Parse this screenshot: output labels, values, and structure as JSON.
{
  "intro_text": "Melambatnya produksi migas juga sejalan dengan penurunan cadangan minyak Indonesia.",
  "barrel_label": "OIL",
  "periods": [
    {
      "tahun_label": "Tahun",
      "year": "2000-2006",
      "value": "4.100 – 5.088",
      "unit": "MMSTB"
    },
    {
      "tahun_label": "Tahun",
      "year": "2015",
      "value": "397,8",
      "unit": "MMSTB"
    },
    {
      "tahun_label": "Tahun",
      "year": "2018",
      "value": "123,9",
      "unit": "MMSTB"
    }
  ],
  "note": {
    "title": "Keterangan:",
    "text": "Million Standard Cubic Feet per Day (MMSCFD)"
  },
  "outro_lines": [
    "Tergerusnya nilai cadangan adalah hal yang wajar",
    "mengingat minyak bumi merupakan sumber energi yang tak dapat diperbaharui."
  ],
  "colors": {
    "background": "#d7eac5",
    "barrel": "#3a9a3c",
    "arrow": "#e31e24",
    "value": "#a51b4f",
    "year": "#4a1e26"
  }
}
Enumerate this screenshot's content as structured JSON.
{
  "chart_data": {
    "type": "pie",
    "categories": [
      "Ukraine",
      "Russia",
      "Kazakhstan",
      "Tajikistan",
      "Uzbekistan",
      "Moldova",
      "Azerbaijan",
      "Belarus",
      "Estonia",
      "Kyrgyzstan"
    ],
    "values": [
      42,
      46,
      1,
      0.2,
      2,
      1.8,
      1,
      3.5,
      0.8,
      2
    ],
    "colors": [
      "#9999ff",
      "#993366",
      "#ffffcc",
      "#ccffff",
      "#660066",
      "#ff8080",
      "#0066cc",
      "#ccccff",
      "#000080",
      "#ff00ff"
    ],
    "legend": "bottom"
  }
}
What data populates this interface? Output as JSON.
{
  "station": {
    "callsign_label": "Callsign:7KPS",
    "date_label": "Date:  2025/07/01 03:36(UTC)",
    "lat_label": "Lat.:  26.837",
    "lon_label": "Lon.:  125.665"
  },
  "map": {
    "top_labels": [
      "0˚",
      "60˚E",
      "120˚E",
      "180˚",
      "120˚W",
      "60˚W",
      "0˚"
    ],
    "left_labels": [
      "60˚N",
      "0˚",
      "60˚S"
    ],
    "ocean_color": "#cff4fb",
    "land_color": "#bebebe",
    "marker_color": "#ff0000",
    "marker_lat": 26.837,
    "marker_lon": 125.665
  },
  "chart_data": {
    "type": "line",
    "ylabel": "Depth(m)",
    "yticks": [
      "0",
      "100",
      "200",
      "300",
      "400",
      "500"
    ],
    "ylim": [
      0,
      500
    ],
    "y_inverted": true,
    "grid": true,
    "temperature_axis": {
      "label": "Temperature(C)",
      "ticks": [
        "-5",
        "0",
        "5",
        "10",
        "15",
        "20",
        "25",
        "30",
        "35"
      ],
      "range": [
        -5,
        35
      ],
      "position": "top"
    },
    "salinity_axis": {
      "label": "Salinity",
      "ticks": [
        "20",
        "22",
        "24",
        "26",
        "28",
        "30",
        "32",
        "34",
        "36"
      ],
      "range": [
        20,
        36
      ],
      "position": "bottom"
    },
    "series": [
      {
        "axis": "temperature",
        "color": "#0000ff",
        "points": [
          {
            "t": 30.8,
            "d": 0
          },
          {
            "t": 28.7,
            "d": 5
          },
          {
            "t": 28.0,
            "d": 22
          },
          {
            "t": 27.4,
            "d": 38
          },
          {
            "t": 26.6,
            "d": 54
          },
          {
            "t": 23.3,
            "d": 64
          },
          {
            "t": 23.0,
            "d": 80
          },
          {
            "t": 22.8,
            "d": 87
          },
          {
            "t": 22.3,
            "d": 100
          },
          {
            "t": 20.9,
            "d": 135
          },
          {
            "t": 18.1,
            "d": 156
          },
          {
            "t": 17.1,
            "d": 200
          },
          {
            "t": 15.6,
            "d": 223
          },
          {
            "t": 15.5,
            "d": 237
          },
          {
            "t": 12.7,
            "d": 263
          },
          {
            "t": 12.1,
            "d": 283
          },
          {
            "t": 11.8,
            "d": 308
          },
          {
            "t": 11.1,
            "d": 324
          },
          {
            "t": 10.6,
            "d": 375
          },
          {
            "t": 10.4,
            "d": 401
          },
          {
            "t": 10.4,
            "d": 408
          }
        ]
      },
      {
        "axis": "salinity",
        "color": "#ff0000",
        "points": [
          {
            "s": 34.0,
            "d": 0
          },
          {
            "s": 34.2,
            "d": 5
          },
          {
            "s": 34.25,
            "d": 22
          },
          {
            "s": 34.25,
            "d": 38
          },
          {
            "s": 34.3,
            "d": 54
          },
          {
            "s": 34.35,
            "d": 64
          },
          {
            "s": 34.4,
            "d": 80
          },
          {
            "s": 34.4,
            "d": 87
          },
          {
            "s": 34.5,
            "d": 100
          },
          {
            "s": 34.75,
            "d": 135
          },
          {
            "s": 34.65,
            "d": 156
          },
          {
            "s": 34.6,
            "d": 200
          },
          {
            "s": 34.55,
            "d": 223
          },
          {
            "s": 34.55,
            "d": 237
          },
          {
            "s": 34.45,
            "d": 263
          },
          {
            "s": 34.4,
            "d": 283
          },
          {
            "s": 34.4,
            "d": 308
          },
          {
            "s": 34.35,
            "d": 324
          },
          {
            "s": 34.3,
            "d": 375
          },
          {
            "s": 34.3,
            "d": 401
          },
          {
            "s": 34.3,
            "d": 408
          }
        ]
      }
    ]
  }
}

= = = = =

**What you have to do**
Without changing a word, restate the whole listing.

**Task result**
Parse this screenshot: output labels, values, and structure as JSON.
{
  "intro_text": "Melambatnya produksi migas juga sejalan dengan penurunan cadangan minyak Indonesia.",
  "barrel_label": "OIL",
  "periods": [
    {
      "tahun_label": "Tahun",
      "year": "2000-2006",
      "value": "4.100 – 5.088",
      "unit": "MMSTB"
    },
    {
      "tahun_label": "Tahun",
      "year": "2015",
      "value": "397,8",
      "unit": "MMSTB"
    },
    {
      "tahun_label": "Tahun",
      "year": "2018",
      "value": "123,9",
      "unit": "MMSTB"
    }
  ],
  "note": {
    "title": "Keterangan:",
    "text": "Million Standard Cubic Feet per Day (MMSCFD)"
  },
  "outro_lines": [
    "Tergerusnya nilai cadangan adalah hal yang wajar",
    "mengingat minyak bumi merupakan sumber energi yang tak dapat diperbaharui."
  ],
  "colors": {
    "background": "#d7eac5",
    "barrel": "#3a9a3c",
    "arrow": "#e31e24",
    "value": "#a51b4f",
    "year": "#4a1e26"
  }
}
Enumerate this screenshot's content as structured JSON.
{
  "chart_data": {
    "type": "pie",
    "categories": [
      "Ukraine",
      "Russia",
      "Kazakhstan",
      "Tajikistan",
      "Uzbekistan",
      "Moldova",
      "Azerbaijan",
      "Belarus",
      "Estonia",
      "Kyrgyzstan"
    ],
    "values": [
      42,
      46,
      1,
      0.2,
      2,
      1.8,
      1,
      3.5,
      0.8,
      2
    ],
    "colors": [
      "#9999ff",
      "#993366",
      "#ffffcc",
      "#ccffff",
      "#660066",
      "#ff8080",
      "#0066cc",
      "#ccccff",
      "#000080",
      "#ff00ff"
    ],
    "legend": "bottom"
  }
}
What data populates this interface? Output as JSON.
{
  "station": {
    "callsign_label": "Callsign:7KPS",
    "date_label": "Date:  2025/07/01 03:36(UTC)",
    "lat_label": "Lat.:  26.837",
    "lon_label": "Lon.:  125.665"
  },
  "map": {
    "top_labels": [
      "0˚",
      "60˚E",
      "120˚E",
      "180˚",
      "120˚W",
      "60˚W",
      "0˚"
    ],
    "left_labels": [
      "60˚N",
      "0˚",
      "60˚S"
    ],
    "ocean_color": "#cff4fb",
    "land_color": "#bebebe",
    "marker_color": "#ff0000",
    "marker_lat": 26.837,
    "marker_lon": 125.665
  },
  "chart_data": {
    "type": "line",
    "ylabel": "Depth(m)",
    "yticks": [
      "0",
      "100",
      "200",
      "300",
      "400",
      "500"
    ],
    "ylim": [
      0,
      500
    ],
    "y_inverted": true,
    "grid": true,
    "temperature_axis": {
      "label": "Temperature(C)",
      "ticks": [
        "-5",
        "0",
        "5",
        "10",
        "15",
        "20",
        "25",
        "30",
        "35"
      ],
      "range": [
        -5,
        35
      ],
      "position": "top"
    },
    "salinity_axis": {
      "label": "Salinity",
      "ticks": [
        "20",
        "22",
        "24",
        "26",
        "28",
        "30",
        "32",
        "34",
        "36"
      ],
      "range": [
        20,
        36
      ],
      "position": "bottom"
    },
    "series": [
      {
        "axis": "temperature",
        "color": "#0000ff",
        "points": [
          {
            "t": 30.8,
            "d": 0
          },
          {
            "t": 28.7,
            "d": 5
          },
          {
            "t": 28.0,
            "d": 22
          },
          {
            "t": 27.4,
            "d": 38
          },
          {
            "t": 26.6,
            "d": 54
          },
          {
            "t": 23.3,
            "d": 64
          },
          {
            "t": 23.0,
            "d": 80
          },
          {
            "t": 22.8,
            "d": 87
          },
          {
            "t": 22.3,
            "d": 100
          },
          {
            "t": 20.9,
            "d": 135
          },
          {
            "t": 18.1,
            "d": 156
          },
          {
            "t": 17.1,
            "d": 200
          },
          {
            "t": 15.6,
            "d": 223
          },
          {
            "t": 15.5,
            "d": 237
          },
          {
            "t": 12.7,
            "d": 263
          },
          {
            "t": 12.1,
            "d": 283
          },
          {
            "t": 11.8,
            "d": 308
          },
          {
            "t": 11.1,
            "d": 324
          },
          {
            "t": 10.6,
            "d": 375
          },
          {
            "t": 10.4,
            "d": 401
          },
          {
            "t": 10.4,
            "d": 408
          }
        ]
      },
      {
        "axis": "salinity",
        "color": "#ff0000",
        "points": [
          {
            "s": 34.0,
            "d": 0
          },
          {
            "s": 34.2,
            "d": 5
          },
          {
            "s": 34.25,
            "d": 22
          },
          {
            "s": 34.25,
            "d": 38
          },
          {
            "s": 34.3,
            "d": 54
          },
          {
            "s": 34.35,
            "d": 64
          },
          {
            "s": 34.4,
            "d": 80
          },
          {
            "s": 34.4,
            "d": 87
          },
          {
            "s": 34.5,
            "d": 100
          },
          {
            "s": 34.75,
            "d": 135
          },
          {
            "s": 34.65,
            "d": 156
          },
          {
            "s": 34.6,
            "d": 200
          },
          {
            "s": 34.55,
            "d": 223
          },
          {
            "s": 34.55,
            "d": 237
          },
          {
            "s": 34.45,
            "d": 263
          },
          {
            "s": 34.4,
            "d": 283
          },
          {
            "s": 34.4,
            "d": 308
          },
          {
            "s": 34.35,
            "d": 324
          },
          {
            "s": 34.3,
            "d": 375
          },
          {
            "s": 34.3,
            "d": 401
          },
          {
            "s": 34.3,
            "d": 408
          }
        ]
      }
    ]
  }
}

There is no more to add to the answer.